• PROBLEM DESCRIPTION:
Say how many lines of the listing below contain "发包人应当根据约定支付相应的工程价款", giving the number and nothing else.

>> begin

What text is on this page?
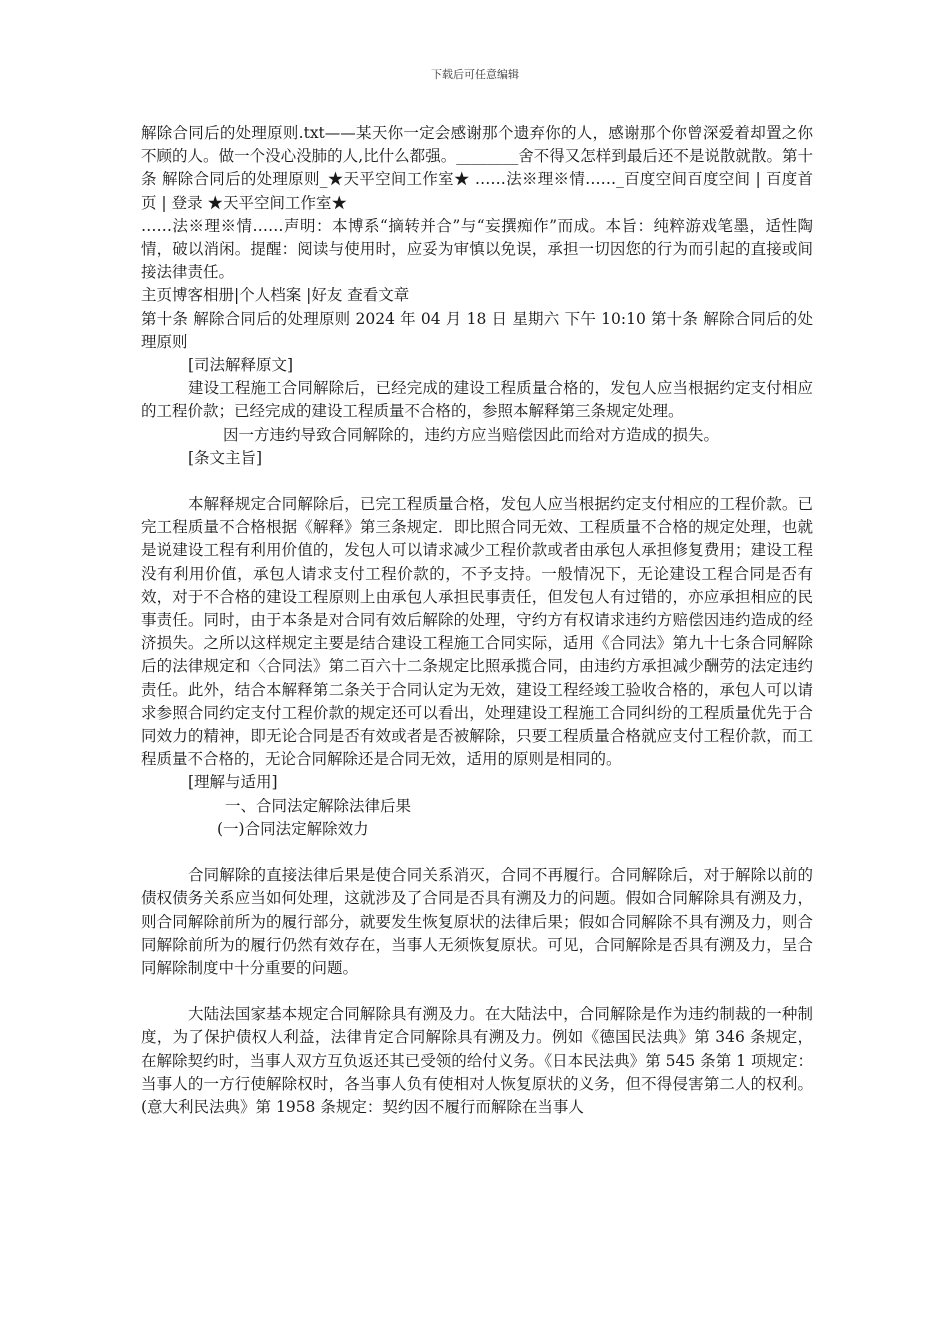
下载后可任意编辑

解除合同后的处理原则.txt——某天你一定会感谢那个遗弃你的人，感谢那个你曾深爱着却置之你不顾的人。做一个没心没肺的人,比什么都强。________舍不得又怎样到最后还不是说散就散。第十条 解除合同后的处理原则_★天平空间工作室★ ……法※理※情……_百度空间百度空间 | 百度首页 | 登录 ★天平空间工作室★

……法※理※情……声明：本博系“摘转并合”与“妄撰痴作”而成。本旨：纯粹游戏笔墨，适性陶情，破以消闲。提醒：阅读与使用时，应妥为审慎以免误，承担一切因您的行为而引起的直接或间接法律责任。

主页博客相册|个人档案 |好友 查看文章

第十条 解除合同后的处理原则 2024 年 04 月 18 日 星期六 下午 10:10 第十条 解除合同后的处理原则

[司法解释原文]

建设工程施工合同解除后，已经完成的建设工程质量合格的，发包人应当根据约定支付相应的工程价款；已经完成的建设工程质量不合格的，参照本解释第三条规定处理。

因一方违约导致合同解除的，违约方应当赔偿因此而给对方造成的损失。

[条文主旨]

本解释规定合同解除后，已完工程质量合格，发包人应当根据约定支付相应的工程价款。已完工程质量不合格根据《解释》第三条规定．即比照合同无效、工程质量不合格的规定处理，也就是说建设工程有利用价值的，发包人可以请求减少工程价款或者由承包人承担修复费用；建设工程没有利用价值，承包人请求支付工程价款的，不予支持。一般情况下，无论建设工程合同是否有效，对于不合格的建设工程原则上由承包人承担民事责任，但发包人有过错的，亦应承担相应的民事责任。同时，由于本条是对合同有效后解除的处理，守约方有权请求违约方赔偿因违约造成的经济损失。之所以这样规定主要是结合建设工程施工合同实际，适用《合同法》第九十七条合同解除后的法律规定和〈合同法》第二百六十二条规定比照承揽合同，由违约方承担减少酬劳的法定违约责任。此外，结合本解释第二条关于合同认定为无效，建设工程经竣工验收合格的，承包人可以请求参照合同约定支付工程价款的规定还可以看出，处理建设工程施工合同纠纷的工程质量优先于合同效力的精神，即无论合同是否有效或者是否被解除，只要工程质量合格就应支付工程价款，而工程质量不合格的，无论合同解除还是合同无效，适用的原则是相同的。

[理解与适用]

一、合同法定解除法律后果

(一)合同法定解除效力

合同解除的直接法律后果是使合同关系消灭，合同不再履行。合同解除后，对于解除以前的债权债务关系应当如何处理，这就涉及了合同是否具有溯及力的问题。假如合同解除具有溯及力，则合同解除前所为的履行部分，就要发生恢复原状的法律后果；假如合同解除不具有溯及力，则合同解除前所为的履行仍然有效存在，当事人无须恢复原状。可见，合同解除是否具有溯及力，呈合同解除制度中十分重要的问题。

大陆法国家基本规定合同解除具有溯及力。在大陆法中，合同解除是作为违约制裁的一种制度，为了保护债权人利益，法律肯定合同解除具有溯及力。例如《德国民法典》第 346 条规定，在解除契约时，当事人双方互负返还其已受领的给付义务。《日本民法典》第 545 条第 1 项规定：当事人的一方行使解除权时，各当事人负有使相对人恢复原状的义务，但不得侵害第二人的权利。(意大利民法典》第 1958 条规定：契约因不履行而解除在当事人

>> end

• ANSWER BELOW:
2